## AIM OF THE TASK
Scan the data below for the string "this". Show every line where it turns up.

----

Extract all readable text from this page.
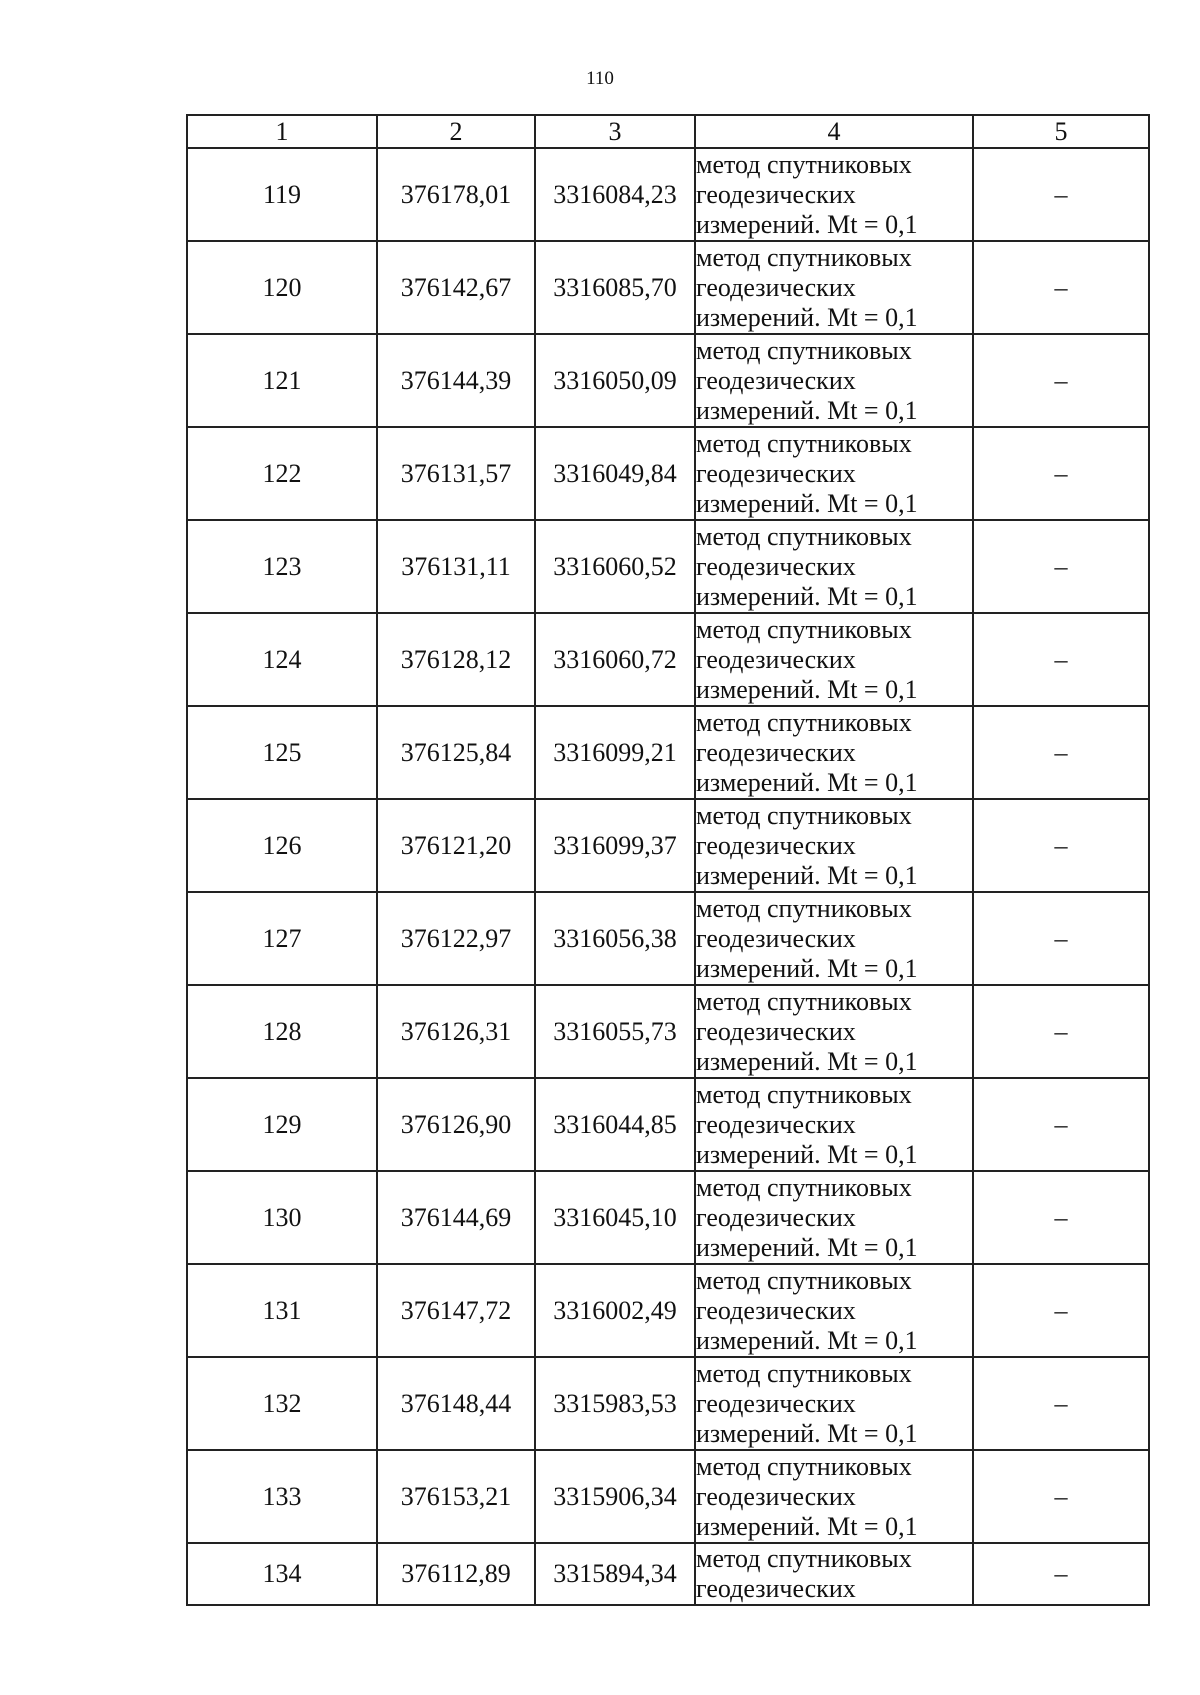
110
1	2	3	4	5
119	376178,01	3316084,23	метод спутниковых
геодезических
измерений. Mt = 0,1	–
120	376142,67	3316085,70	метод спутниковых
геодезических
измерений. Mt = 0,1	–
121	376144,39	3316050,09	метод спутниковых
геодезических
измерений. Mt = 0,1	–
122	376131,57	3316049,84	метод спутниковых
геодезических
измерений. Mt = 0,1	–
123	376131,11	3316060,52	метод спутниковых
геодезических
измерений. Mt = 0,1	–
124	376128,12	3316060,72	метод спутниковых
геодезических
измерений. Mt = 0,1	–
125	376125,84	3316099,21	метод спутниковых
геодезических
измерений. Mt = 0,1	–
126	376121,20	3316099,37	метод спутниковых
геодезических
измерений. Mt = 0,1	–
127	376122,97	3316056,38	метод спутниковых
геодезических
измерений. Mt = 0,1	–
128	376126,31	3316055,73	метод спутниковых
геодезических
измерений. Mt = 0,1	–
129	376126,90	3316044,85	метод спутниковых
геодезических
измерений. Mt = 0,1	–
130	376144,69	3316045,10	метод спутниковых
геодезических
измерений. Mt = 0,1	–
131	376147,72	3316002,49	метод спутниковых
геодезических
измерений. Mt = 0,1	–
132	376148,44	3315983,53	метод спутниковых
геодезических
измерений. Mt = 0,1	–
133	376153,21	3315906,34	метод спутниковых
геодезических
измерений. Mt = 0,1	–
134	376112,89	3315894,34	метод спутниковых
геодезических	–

----

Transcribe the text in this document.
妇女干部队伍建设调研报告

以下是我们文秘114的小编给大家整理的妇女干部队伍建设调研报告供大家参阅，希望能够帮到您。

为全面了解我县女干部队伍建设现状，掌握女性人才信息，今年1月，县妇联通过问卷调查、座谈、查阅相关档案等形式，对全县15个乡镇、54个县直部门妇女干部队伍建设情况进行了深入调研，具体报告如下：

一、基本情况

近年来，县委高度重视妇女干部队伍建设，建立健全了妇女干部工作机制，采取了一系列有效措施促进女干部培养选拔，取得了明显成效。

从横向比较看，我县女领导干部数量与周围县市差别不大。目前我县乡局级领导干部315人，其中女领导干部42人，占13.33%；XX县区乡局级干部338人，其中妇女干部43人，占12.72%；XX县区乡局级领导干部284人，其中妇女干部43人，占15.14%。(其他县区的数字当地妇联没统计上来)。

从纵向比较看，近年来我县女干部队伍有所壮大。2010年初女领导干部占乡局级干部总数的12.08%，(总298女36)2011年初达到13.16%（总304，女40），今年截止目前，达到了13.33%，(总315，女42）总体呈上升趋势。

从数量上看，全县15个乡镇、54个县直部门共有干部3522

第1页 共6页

----

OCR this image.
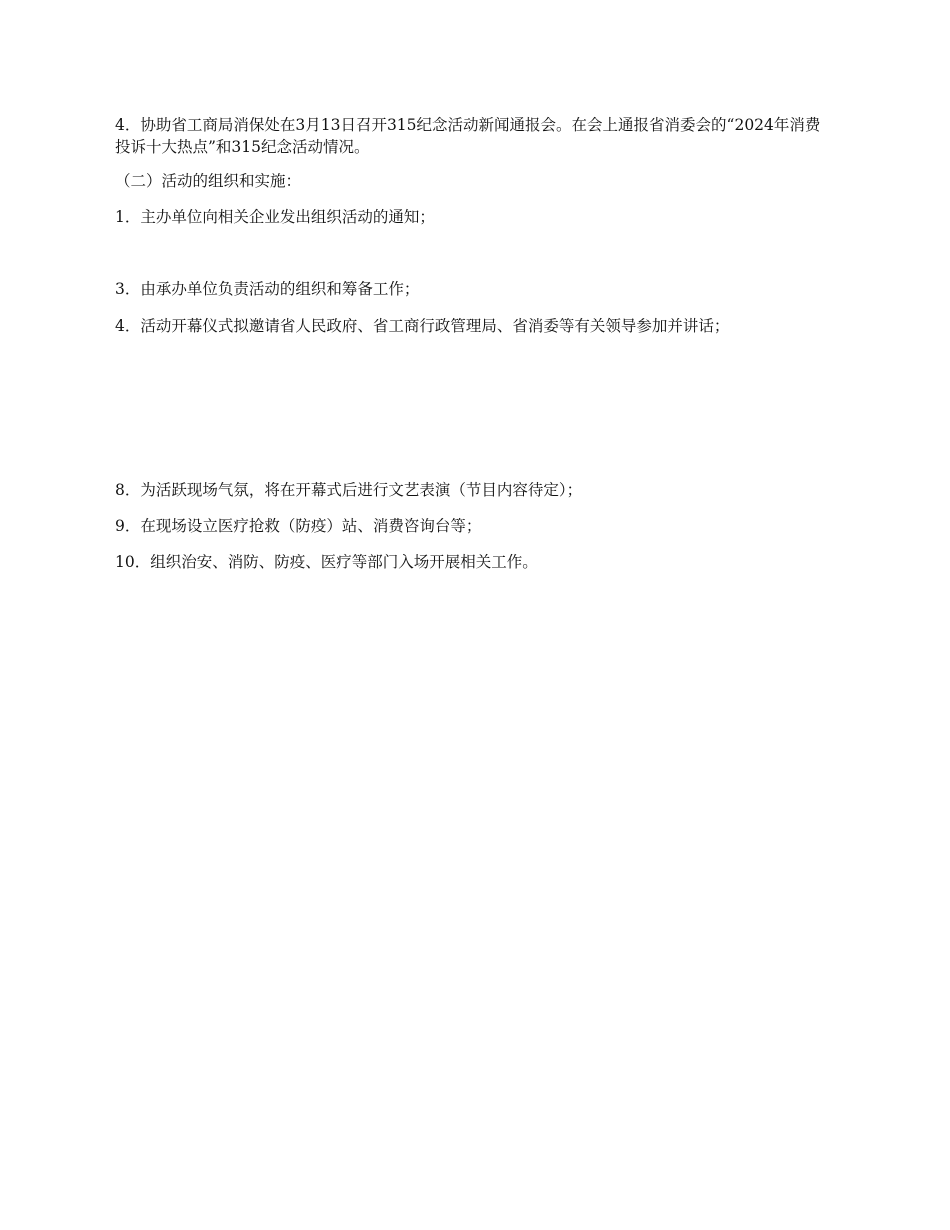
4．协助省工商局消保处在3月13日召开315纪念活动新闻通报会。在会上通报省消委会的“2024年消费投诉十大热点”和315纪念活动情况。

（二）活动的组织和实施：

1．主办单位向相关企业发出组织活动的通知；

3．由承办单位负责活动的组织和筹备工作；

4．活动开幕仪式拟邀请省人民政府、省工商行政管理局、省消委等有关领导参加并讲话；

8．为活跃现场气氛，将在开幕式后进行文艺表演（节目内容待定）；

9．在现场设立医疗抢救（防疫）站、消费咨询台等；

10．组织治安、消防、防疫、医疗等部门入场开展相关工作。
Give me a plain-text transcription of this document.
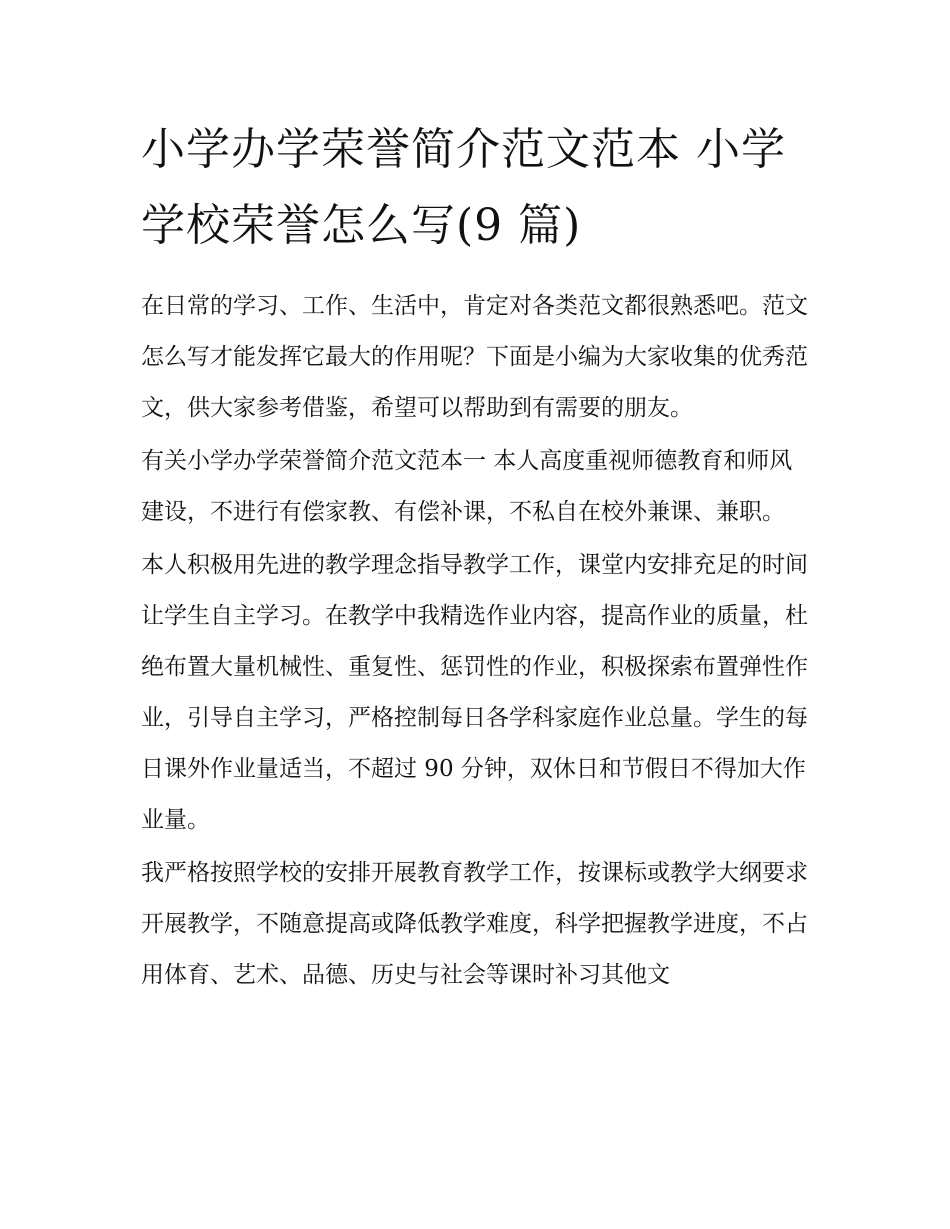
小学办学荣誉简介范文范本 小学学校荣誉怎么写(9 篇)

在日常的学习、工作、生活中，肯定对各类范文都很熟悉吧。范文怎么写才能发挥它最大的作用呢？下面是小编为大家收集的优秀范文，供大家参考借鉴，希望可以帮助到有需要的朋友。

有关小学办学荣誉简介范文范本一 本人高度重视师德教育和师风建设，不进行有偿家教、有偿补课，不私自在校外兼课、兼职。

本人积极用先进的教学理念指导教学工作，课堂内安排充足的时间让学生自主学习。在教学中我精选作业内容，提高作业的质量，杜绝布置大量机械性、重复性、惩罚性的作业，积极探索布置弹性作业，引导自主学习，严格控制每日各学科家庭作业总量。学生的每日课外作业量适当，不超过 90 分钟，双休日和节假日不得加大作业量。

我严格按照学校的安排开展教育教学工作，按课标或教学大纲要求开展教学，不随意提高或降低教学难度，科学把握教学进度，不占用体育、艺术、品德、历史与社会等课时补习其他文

----

## WRITTEN REPLY
Extract all readable text from this page.
Transcribe the text in this document.
OCR this image.
Give me a plain-text transcription of this document.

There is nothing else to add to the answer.